(Records about charts and figures)

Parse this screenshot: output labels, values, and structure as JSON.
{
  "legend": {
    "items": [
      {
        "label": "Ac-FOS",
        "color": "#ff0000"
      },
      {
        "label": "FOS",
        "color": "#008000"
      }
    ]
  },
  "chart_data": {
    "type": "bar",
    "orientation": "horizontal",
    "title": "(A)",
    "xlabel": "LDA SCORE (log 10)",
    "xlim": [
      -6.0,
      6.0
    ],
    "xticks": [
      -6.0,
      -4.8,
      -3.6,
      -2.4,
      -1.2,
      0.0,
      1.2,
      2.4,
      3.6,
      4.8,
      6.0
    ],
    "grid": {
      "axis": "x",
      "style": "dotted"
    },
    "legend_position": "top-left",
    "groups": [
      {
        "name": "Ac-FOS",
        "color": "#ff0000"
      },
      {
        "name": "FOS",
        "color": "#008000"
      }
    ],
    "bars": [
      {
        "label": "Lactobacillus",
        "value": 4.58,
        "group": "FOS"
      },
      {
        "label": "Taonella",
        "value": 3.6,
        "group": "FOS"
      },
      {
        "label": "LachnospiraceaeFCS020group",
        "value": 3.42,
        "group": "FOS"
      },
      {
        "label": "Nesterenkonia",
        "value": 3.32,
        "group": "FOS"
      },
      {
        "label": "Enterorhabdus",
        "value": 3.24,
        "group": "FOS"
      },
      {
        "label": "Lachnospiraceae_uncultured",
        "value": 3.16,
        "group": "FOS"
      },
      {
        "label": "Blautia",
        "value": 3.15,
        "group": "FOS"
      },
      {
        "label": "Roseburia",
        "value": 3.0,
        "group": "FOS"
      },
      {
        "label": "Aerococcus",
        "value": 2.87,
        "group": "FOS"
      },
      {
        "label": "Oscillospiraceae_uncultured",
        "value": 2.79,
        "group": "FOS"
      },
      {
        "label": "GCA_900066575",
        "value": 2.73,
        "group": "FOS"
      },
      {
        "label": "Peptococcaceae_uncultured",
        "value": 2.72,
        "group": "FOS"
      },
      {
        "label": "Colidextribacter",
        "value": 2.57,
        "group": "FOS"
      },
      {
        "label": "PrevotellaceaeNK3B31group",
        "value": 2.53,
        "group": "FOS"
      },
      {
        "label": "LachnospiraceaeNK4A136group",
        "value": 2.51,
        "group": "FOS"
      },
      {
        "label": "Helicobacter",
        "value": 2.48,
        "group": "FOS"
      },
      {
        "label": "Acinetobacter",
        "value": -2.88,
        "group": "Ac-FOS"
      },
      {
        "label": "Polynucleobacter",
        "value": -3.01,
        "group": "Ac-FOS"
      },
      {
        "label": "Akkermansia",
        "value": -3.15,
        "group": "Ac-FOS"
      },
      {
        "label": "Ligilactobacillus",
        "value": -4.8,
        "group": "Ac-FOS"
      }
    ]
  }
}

** TASK OBJECTIVE **
Transcribe every record above exactly as it appears.

** WRITTEN SOLUTION **
Parse this screenshot: output labels, values, and structure as JSON.
{
  "legend": {
    "items": [
      {
        "label": "Ac-FOS",
        "color": "#ff0000"
      },
      {
        "label": "FOS",
        "color": "#008000"
      }
    ]
  },
  "chart_data": {
    "type": "bar",
    "orientation": "horizontal",
    "title": "(A)",
    "xlabel": "LDA SCORE (log 10)",
    "xlim": [
      -6.0,
      6.0
    ],
    "xticks": [
      -6.0,
      -4.8,
      -3.6,
      -2.4,
      -1.2,
      0.0,
      1.2,
      2.4,
      3.6,
      4.8,
      6.0
    ],
    "grid": {
      "axis": "x",
      "style": "dotted"
    },
    "legend_position": "top-left",
    "groups": [
      {
        "name": "Ac-FOS",
        "color": "#ff0000"
      },
      {
        "name": "FOS",
        "color": "#008000"
      }
    ],
    "bars": [
      {
        "label": "Lactobacillus",
        "value": 4.58,
        "group": "FOS"
      },
      {
        "label": "Taonella",
        "value": 3.6,
        "group": "FOS"
      },
      {
        "label": "LachnospiraceaeFCS020group",
        "value": 3.42,
        "group": "FOS"
      },
      {
        "label": "Nesterenkonia",
        "value": 3.32,
        "group": "FOS"
      },
      {
        "label": "Enterorhabdus",
        "value": 3.24,
        "group": "FOS"
      },
      {
        "label": "Lachnospiraceae_uncultured",
        "value": 3.16,
        "group": "FOS"
      },
      {
        "label": "Blautia",
        "value": 3.15,
        "group": "FOS"
      },
      {
        "label": "Roseburia",
        "value": 3.0,
        "group": "FOS"
      },
      {
        "label": "Aerococcus",
        "value": 2.87,
        "group": "FOS"
      },
      {
        "label": "Oscillospiraceae_uncultured",
        "value": 2.79,
        "group": "FOS"
      },
      {
        "label": "GCA_900066575",
        "value": 2.73,
        "group": "FOS"
      },
      {
        "label": "Peptococcaceae_uncultured",
        "value": 2.72,
        "group": "FOS"
      },
      {
        "label": "Colidextribacter",
        "value": 2.57,
        "group": "FOS"
      },
      {
        "label": "PrevotellaceaeNK3B31group",
        "value": 2.53,
        "group": "FOS"
      },
      {
        "label": "LachnospiraceaeNK4A136group",
        "value": 2.51,
        "group": "FOS"
      },
      {
        "label": "Helicobacter",
        "value": 2.48,
        "group": "FOS"
      },
      {
        "label": "Acinetobacter",
        "value": -2.88,
        "group": "Ac-FOS"
      },
      {
        "label": "Polynucleobacter",
        "value": -3.01,
        "group": "Ac-FOS"
      },
      {
        "label": "Akkermansia",
        "value": -3.15,
        "group": "Ac-FOS"
      },
      {
        "label": "Ligilactobacillus",
        "value": -4.8,
        "group": "Ac-FOS"
      }
    ]
  }
}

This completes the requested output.